Task instructions —
Tell how many lines carry the word "использовался"; the reply is the number and nothing else.
──────────────────────────────
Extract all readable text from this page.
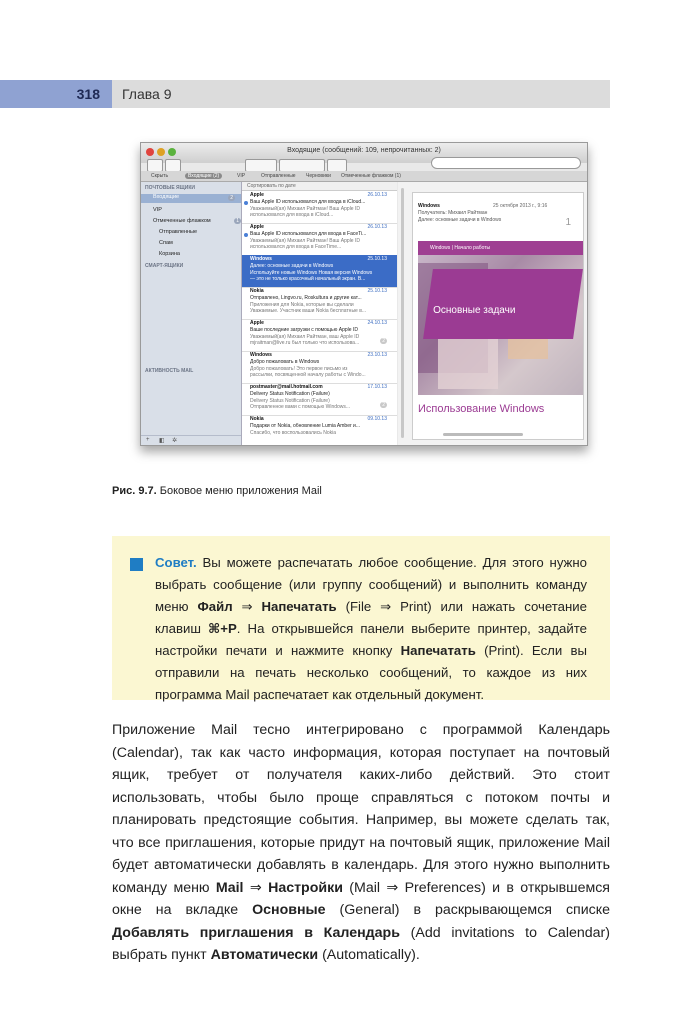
318 Глава 9
Входящие (сообщений: 109, непрочитанных: 2)
Скрыть	Входящие (2)	VIP	Отправленные Черновики Отмеченные флажком (1)
ПОЧТОВЫЕ ЯЩИКИ
Входящие	2
VIP
Отмеченные флажком	1
Отправленные
Спам
Корзина
СМАРТ-ЯЩИКИ
АКТИВНОСТЬ MAIL
+ ◧ ✲
Сортировать по дате
Apple	26.10.13
Ваш Apple ID использовался для входа в iCloud...
Уважаемый(ая) Михаил Райтман! Ваш Apple ID
использовался для входа в iCloud...
Apple	26.10.13
Ваш Apple ID использовался для входа в FaceTi...
Уважаемый(ая) Михаил Райтман! Ваш Apple ID
использовался для входа в FaceTime...
Windows	25.10.13
Далее: основные задачи в Windows
Используйте новые Windows Новая версия Windows
— это не только красочный начальный экран. В...
Nokia	25.10.13
Отправлено, Lingvo.ru, Roskultura и другие кат...
Приложения для Nokia, которые вы сделали
Уважаемые. Участник ваши Nokia бесплатные в...
Apple	24.10.13
Ваше последние загрузки с помощью Apple ID
Уважаемый(ая) Михаил Райтман, ваш Apple ID
mjraitman@live.ru был только что использова...	2
Windows	23.10.13
Добро пожаловать в Windows
Добро пожаловать! Это первое письмо из
рассылки, посвященной началу работы с Windo...
postmaster@mail.hotmail.com	17.10.13
Delivery Status Notification (Failure)
Delivery Status Notification (Failure)
Отправленное вами с помощью Windows...	2
Nokia	09.10.13
Подарки от Nokia, обновление Lumia Amber и...
Спасибо, что воспользовались Nokia
Windows	25 октября 2013 г., 9:16
Получатель: Михаил Райтман
Далее: основные задачи в Windows	1
Windows | Начало работы
Основные задачи
Использование Windows
Рис. 9.7. Боковое меню приложения Mail
Совет. Вы можете распечатать любое сообщение. Для этого нужно выбрать сообщение (или группу сообщений) и выполнить команду меню Файл ⇒ Напечатать (File ⇒ Print) или нажать сочетание клавиш ⌘+P. На открывшейся панели выберите принтер, задайте настройки печати и нажмите кнопку Напечатать (Print). Если вы отправили на печать несколько сообщений, то каждое из них программа Mail распечатает как отдельный документ.
Приложение Mail тесно интегрировано с программой Календарь (Calendar), так как часто информация, которая поступает на почтовый ящик, требует от получателя каких-либо действий. Это стоит использовать, чтобы было проще справляться с потоком почты и планировать предстоящие события. Например, вы можете сделать так, что все приглашения, которые придут на почтовый ящик, приложение Mail будет автоматически добавлять в календарь. Для этого нужно выполнить команду меню Mail ⇒ Настройки (Mail ⇒ Preferences) и в открывшемся окне на вкладке Основные (General) в раскрывающемся списке Добавлять приглашения в Календарь (Add invitations to Calendar) выбрать пункт Автоматически (Automatically).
──────────────────────────────
Response to this task —
4